▶ [TASK TO COMPLETE]:
From the entries that follow, pick out all lines holding "reverse".

▶ [DATA EXCERPTS]:
>>>>>
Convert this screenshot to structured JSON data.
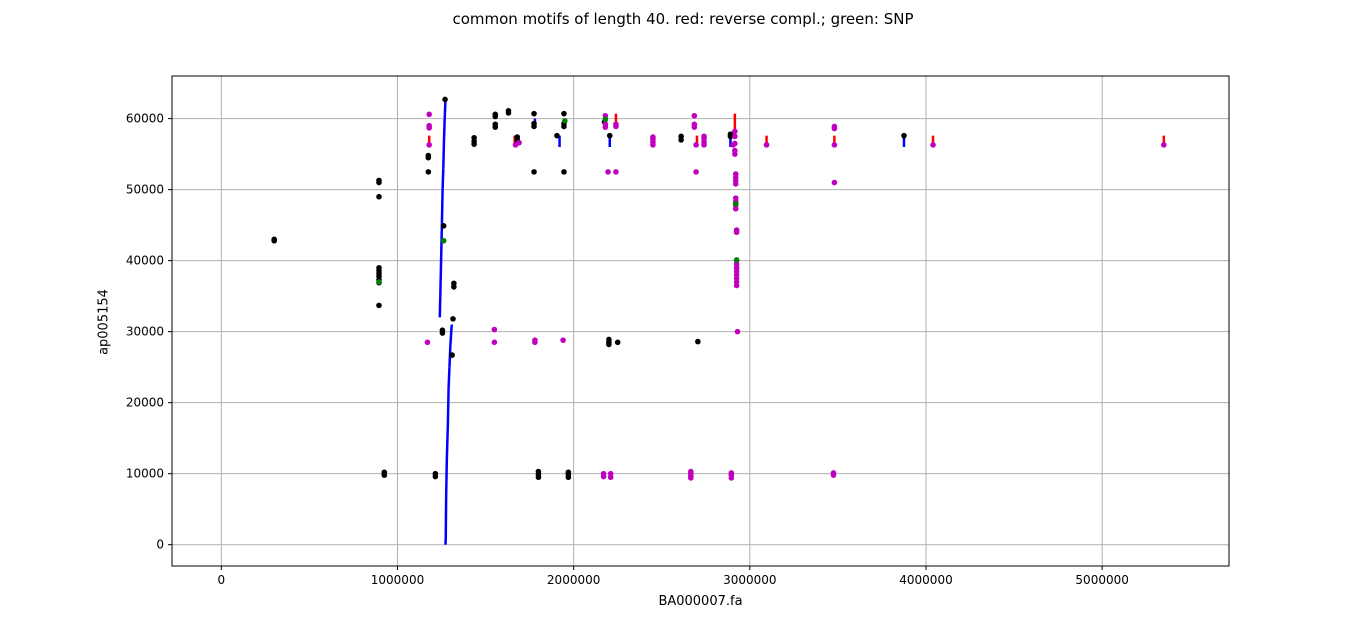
{
  "chart_data": {
    "type": "scatter",
    "title": "common motifs of length 40. red: reverse compl.; green: SNP",
    "xlabel": "BA000007.fa",
    "ylabel": "ap005154",
    "xlim": [
      -280000,
      5720000
    ],
    "ylim": [
      -3000,
      66000
    ],
    "xticks": [
      0,
      1000000,
      2000000,
      3000000,
      4000000,
      5000000
    ],
    "xtick_labels": [
      "0",
      "1000000",
      "2000000",
      "3000000",
      "4000000",
      "5000000"
    ],
    "yticks": [
      0,
      10000,
      20000,
      30000,
      40000,
      50000,
      60000
    ],
    "ytick_labels": [
      "0",
      "10000",
      "20000",
      "30000",
      "40000",
      "50000",
      "60000"
    ],
    "grid": true,
    "colors": {
      "forward": "#0000ff",
      "reverse": "#ff0000",
      "snp": "#008000",
      "motif_black": "#000000",
      "motif_magenta": "#bf00bf",
      "grid": "#b0b0b0",
      "axes": "#000000"
    },
    "series": [
      {
        "color": "#0000ff",
        "mode": "segments",
        "segments": [
          [
            [
              1272000,
              0
            ],
            [
              1274000,
              800
            ]
          ],
          [
            [
              1274000,
              800
            ],
            [
              1276000,
              6500
            ]
          ],
          [
            [
              1276000,
              6500
            ],
            [
              1280000,
              12000
            ]
          ],
          [
            [
              1280000,
              12000
            ],
            [
              1286000,
              17000
            ]
          ],
          [
            [
              1286000,
              17000
            ],
            [
              1290000,
              22000
            ]
          ],
          [
            [
              1290000,
              22000
            ],
            [
              1295000,
              25000
            ]
          ],
          [
            [
              1295000,
              25000
            ],
            [
              1300000,
              28000
            ]
          ],
          [
            [
              1300000,
              28000
            ],
            [
              1308000,
              31000
            ]
          ],
          [
            [
              1240000,
              32000
            ],
            [
              1243000,
              35000
            ]
          ],
          [
            [
              1243000,
              35000
            ],
            [
              1248000,
              40500
            ]
          ],
          [
            [
              1248000,
              40500
            ],
            [
              1252000,
              45000
            ]
          ],
          [
            [
              1252000,
              45000
            ],
            [
              1256000,
              50000
            ]
          ],
          [
            [
              1256000,
              50000
            ],
            [
              1260000,
              53000
            ]
          ],
          [
            [
              1260000,
              53000
            ],
            [
              1264000,
              57000
            ]
          ],
          [
            [
              1264000,
              57000
            ],
            [
              1268000,
              60000
            ]
          ],
          [
            [
              1268000,
              60000
            ],
            [
              1272000,
              62500
            ]
          ],
          [
            [
              1920000,
              56000
            ],
            [
              1920000,
              57600
            ]
          ],
          [
            [
              2205000,
              56000
            ],
            [
              2205000,
              57600
            ]
          ],
          [
            [
              2890000,
              56000
            ],
            [
              2890000,
              57600
            ]
          ],
          [
            [
              3875000,
              56000
            ],
            [
              3875000,
              57600
            ]
          ],
          [
            [
              1780000,
              58800
            ],
            [
              1780000,
              60000
            ]
          ],
          [
            [
              1950000,
              58800
            ],
            [
              1950000,
              60000
            ]
          ]
        ]
      },
      {
        "color": "#ff0000",
        "mode": "segments",
        "segments": [
          [
            [
              1180000,
              56000
            ],
            [
              1180000,
              57600
            ]
          ],
          [
            [
              1665000,
              56000
            ],
            [
              1665000,
              57600
            ]
          ],
          [
            [
              2240000,
              59000
            ],
            [
              2240000,
              60700
            ]
          ],
          [
            [
              2700000,
              56000
            ],
            [
              2700000,
              57600
            ]
          ],
          [
            [
              2915000,
              58000
            ],
            [
              2915000,
              60700
            ]
          ],
          [
            [
              3095000,
              56000
            ],
            [
              3095000,
              57600
            ]
          ],
          [
            [
              3480000,
              56000
            ],
            [
              3480000,
              57600
            ]
          ],
          [
            [
              4040000,
              56000
            ],
            [
              4040000,
              57600
            ]
          ],
          [
            [
              5350000,
              56000
            ],
            [
              5350000,
              57600
            ]
          ]
        ]
      },
      {
        "color": "#000000",
        "mode": "points",
        "points": [
          [
            300000,
            42800
          ],
          [
            300000,
            43000
          ],
          [
            895000,
            33700
          ],
          [
            895000,
            36900
          ],
          [
            895000,
            37300
          ],
          [
            895000,
            37800
          ],
          [
            895000,
            38200
          ],
          [
            895000,
            38600
          ],
          [
            895000,
            39000
          ],
          [
            895000,
            49000
          ],
          [
            895000,
            51000
          ],
          [
            895000,
            51300
          ],
          [
            925000,
            9800
          ],
          [
            925000,
            10200
          ],
          [
            1175000,
            52500
          ],
          [
            1175000,
            54500
          ],
          [
            1175000,
            54800
          ],
          [
            1215000,
            9600
          ],
          [
            1215000,
            10000
          ],
          [
            1255000,
            29800
          ],
          [
            1255000,
            30200
          ],
          [
            1262000,
            44900
          ],
          [
            1270000,
            62700
          ],
          [
            1310000,
            26700
          ],
          [
            1315000,
            31800
          ],
          [
            1320000,
            36300
          ],
          [
            1320000,
            36800
          ],
          [
            1435000,
            56400
          ],
          [
            1435000,
            56800
          ],
          [
            1435000,
            57300
          ],
          [
            1555000,
            58800
          ],
          [
            1555000,
            59200
          ],
          [
            1555000,
            60300
          ],
          [
            1555000,
            60600
          ],
          [
            1630000,
            60800
          ],
          [
            1630000,
            61100
          ],
          [
            1680000,
            56600
          ],
          [
            1680000,
            57000
          ],
          [
            1680000,
            57400
          ],
          [
            1775000,
            52500
          ],
          [
            1775000,
            58900
          ],
          [
            1775000,
            59300
          ],
          [
            1775000,
            60700
          ],
          [
            1800000,
            9500
          ],
          [
            1800000,
            9900
          ],
          [
            1800000,
            10300
          ],
          [
            1905000,
            57600
          ],
          [
            1945000,
            52500
          ],
          [
            1945000,
            58900
          ],
          [
            1945000,
            59300
          ],
          [
            1945000,
            60700
          ],
          [
            1970000,
            9500
          ],
          [
            1970000,
            9900
          ],
          [
            1970000,
            10200
          ],
          [
            2175000,
            59500
          ],
          [
            2200000,
            28200
          ],
          [
            2200000,
            28500
          ],
          [
            2200000,
            28900
          ],
          [
            2205000,
            57600
          ],
          [
            2250000,
            28500
          ],
          [
            2610000,
            57000
          ],
          [
            2610000,
            57500
          ],
          [
            2705000,
            28600
          ],
          [
            2890000,
            57500
          ],
          [
            2890000,
            57800
          ],
          [
            3875000,
            57600
          ]
        ]
      },
      {
        "color": "#bf00bf",
        "mode": "points",
        "points": [
          [
            1170000,
            28500
          ],
          [
            1180000,
            56300
          ],
          [
            1180000,
            58700
          ],
          [
            1180000,
            59000
          ],
          [
            1180000,
            60600
          ],
          [
            1550000,
            28500
          ],
          [
            1550000,
            30300
          ],
          [
            1670000,
            56300
          ],
          [
            1690000,
            56600
          ],
          [
            1780000,
            28500
          ],
          [
            1780000,
            28800
          ],
          [
            1940000,
            28800
          ],
          [
            2170000,
            9600
          ],
          [
            2170000,
            10000
          ],
          [
            2180000,
            58800
          ],
          [
            2180000,
            59200
          ],
          [
            2180000,
            60400
          ],
          [
            2195000,
            52500
          ],
          [
            2210000,
            9500
          ],
          [
            2210000,
            10000
          ],
          [
            2240000,
            52500
          ],
          [
            2240000,
            58900
          ],
          [
            2240000,
            59200
          ],
          [
            2450000,
            56300
          ],
          [
            2450000,
            56700
          ],
          [
            2450000,
            57100
          ],
          [
            2450000,
            57400
          ],
          [
            2665000,
            9400
          ],
          [
            2665000,
            9700
          ],
          [
            2665000,
            10000
          ],
          [
            2665000,
            10300
          ],
          [
            2685000,
            58800
          ],
          [
            2685000,
            59200
          ],
          [
            2685000,
            60400
          ],
          [
            2695000,
            52500
          ],
          [
            2695000,
            56300
          ],
          [
            2740000,
            56300
          ],
          [
            2740000,
            56700
          ],
          [
            2740000,
            57200
          ],
          [
            2740000,
            57500
          ],
          [
            2895000,
            9400
          ],
          [
            2895000,
            9800
          ],
          [
            2895000,
            10100
          ],
          [
            2905000,
            56300
          ],
          [
            2915000,
            55000
          ],
          [
            2915000,
            55500
          ],
          [
            2915000,
            56500
          ],
          [
            2915000,
            57500
          ],
          [
            2915000,
            58200
          ],
          [
            2920000,
            50800
          ],
          [
            2920000,
            51200
          ],
          [
            2920000,
            51700
          ],
          [
            2920000,
            52200
          ],
          [
            2920000,
            47300
          ],
          [
            2920000,
            47800
          ],
          [
            2920000,
            48300
          ],
          [
            2920000,
            48800
          ],
          [
            2925000,
            44000
          ],
          [
            2925000,
            44300
          ],
          [
            2925000,
            36500
          ],
          [
            2925000,
            37000
          ],
          [
            2925000,
            37500
          ],
          [
            2925000,
            38000
          ],
          [
            2925000,
            38500
          ],
          [
            2925000,
            39000
          ],
          [
            2925000,
            39500
          ],
          [
            2925000,
            40000
          ],
          [
            2930000,
            30000
          ],
          [
            3095000,
            56300
          ],
          [
            3475000,
            9800
          ],
          [
            3475000,
            10100
          ],
          [
            3480000,
            51000
          ],
          [
            3480000,
            56300
          ],
          [
            3480000,
            58600
          ],
          [
            3480000,
            58900
          ],
          [
            4040000,
            56300
          ],
          [
            5350000,
            56300
          ]
        ]
      },
      {
        "color": "#008000",
        "mode": "points",
        "points": [
          [
            895000,
            37000
          ],
          [
            1262000,
            42800
          ],
          [
            1950000,
            59700
          ],
          [
            2180000,
            59900
          ],
          [
            2925000,
            40100
          ],
          [
            2920000,
            48000
          ]
        ]
      }
    ]
  }
}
<<<<<
▶ [SOLUTION FOR THIS PROBLEM]:
    "title": "common motifs of length 40. red: reverse compl.; green: SNP",
      "reverse": "#ff0000",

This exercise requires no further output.